*Source data*:

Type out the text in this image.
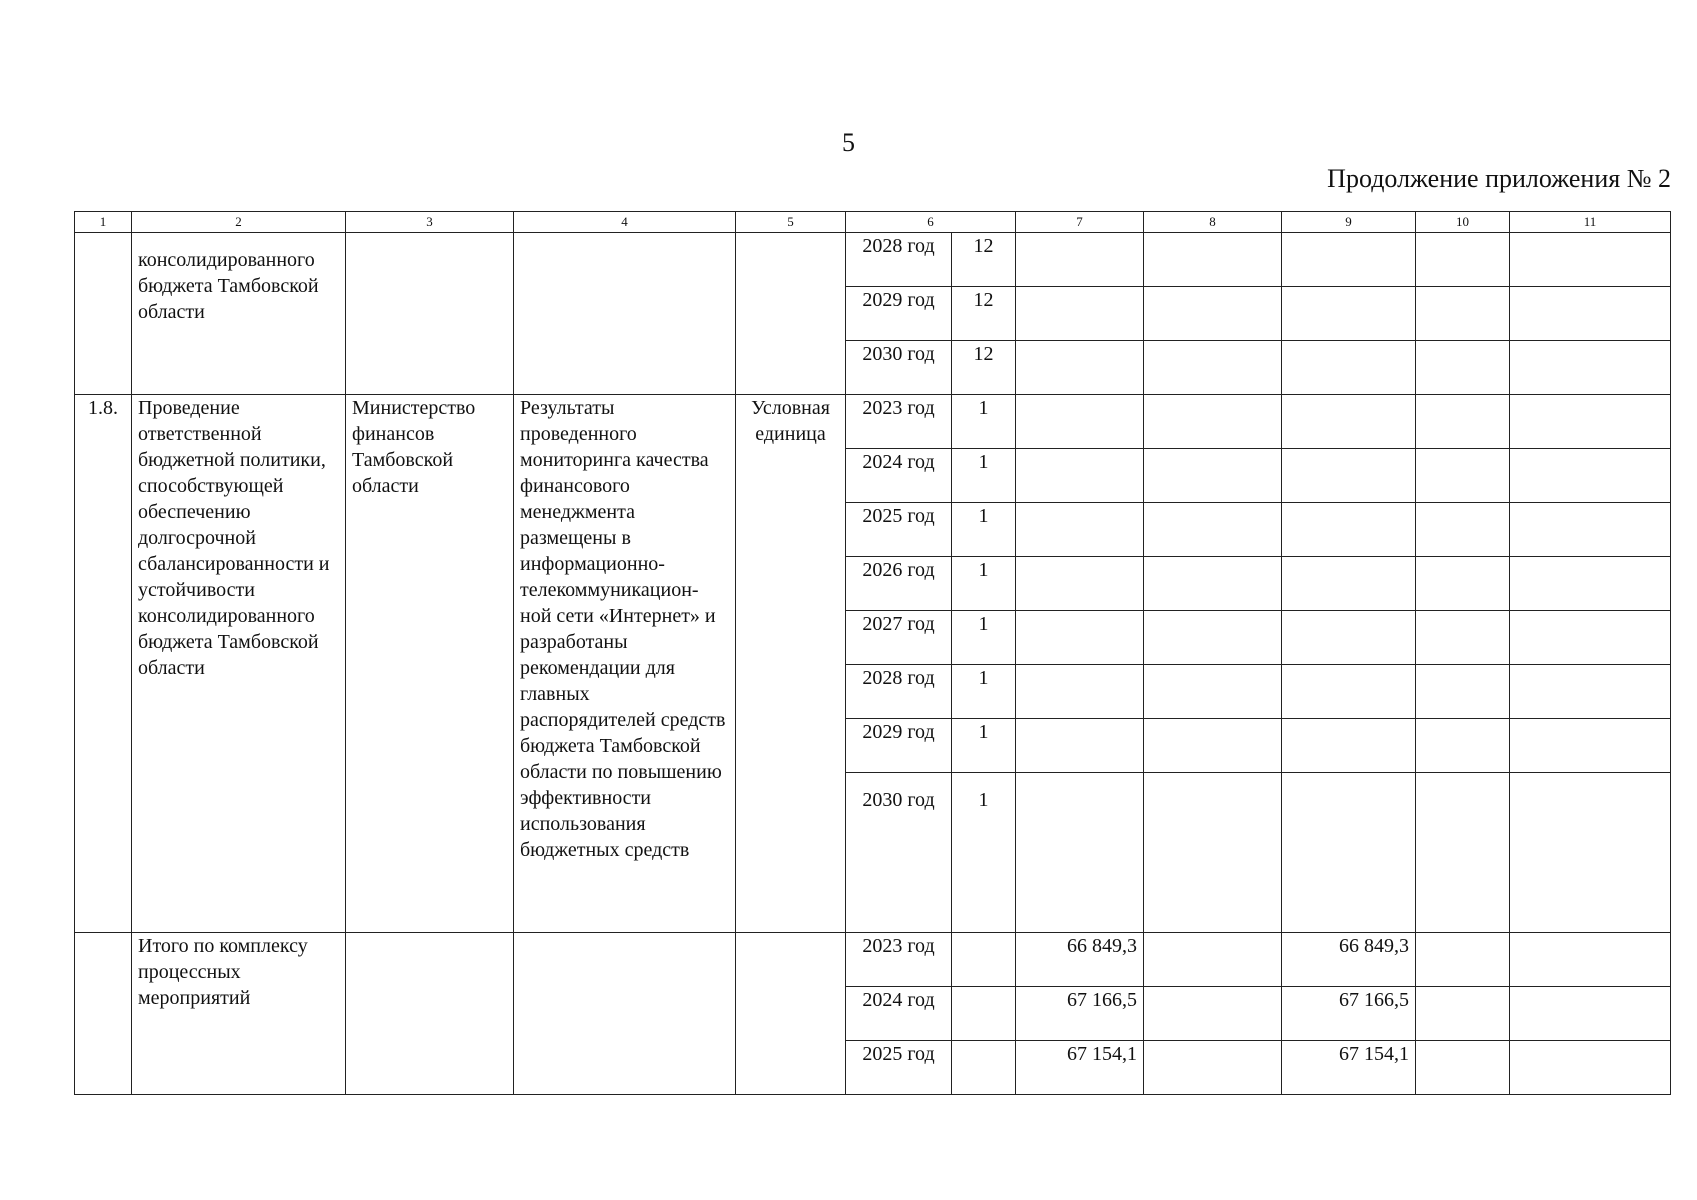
5
Продолжение приложения № 2
1	2	3	4	5	6		7	8	9	10	11
	консолидированного бюджета Тамбовской области				2028 год	12					
					2029 год	12					
					2030 год	12					
1.8.	Проведение ответственной бюджетной политики, способствующей обеспечению долгосрочной сбалансированности и устойчивости консолидированного бюджета Тамбовской области	Министерство финансов Тамбовской области	Результаты проведенного мониторинга качества финансового менеджмента размещены в информационно-телекоммуникацион-ной сети «Интернет» и разработаны рекомендации для главных распорядителей средств бюджета Тамбовской области по повышению эффективности использования бюджетных средств	Условная единица	2023 год	1					
					2024 год	1					
					2025 год	1					
					2026 год	1					
					2027 год	1					
					2028 год	1					
					2029 год	1					
					2030 год	1					
	Итого по комплексу процессных мероприятий				2023 год		66 849,3		66 849,3		
					2024 год		67 166,5		67 166,5		
					2025 год		67 154,1		67 154,1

*What the task asks*: Only lines with the word "бюджета" should be collected from the material.

*Final answer*:
	консолидированного бюджета Тамбовской области				2028 год	12					
1.8.	Проведение ответственной бюджетной политики, способствующей обеспечению долгосрочной сбалансированности и устойчивости консолидированного бюджета Тамбовской области	Министерство финансов Тамбовской области	Результаты проведенного мониторинга качества финансового менеджмента размещены в информационно-телекоммуникацион-ной сети «Интернет» и разработаны рекомендации для главных распорядителей средств бюджета Тамбовской области по повышению эффективности использования бюджетных средств	Условная единица	2023 год	1					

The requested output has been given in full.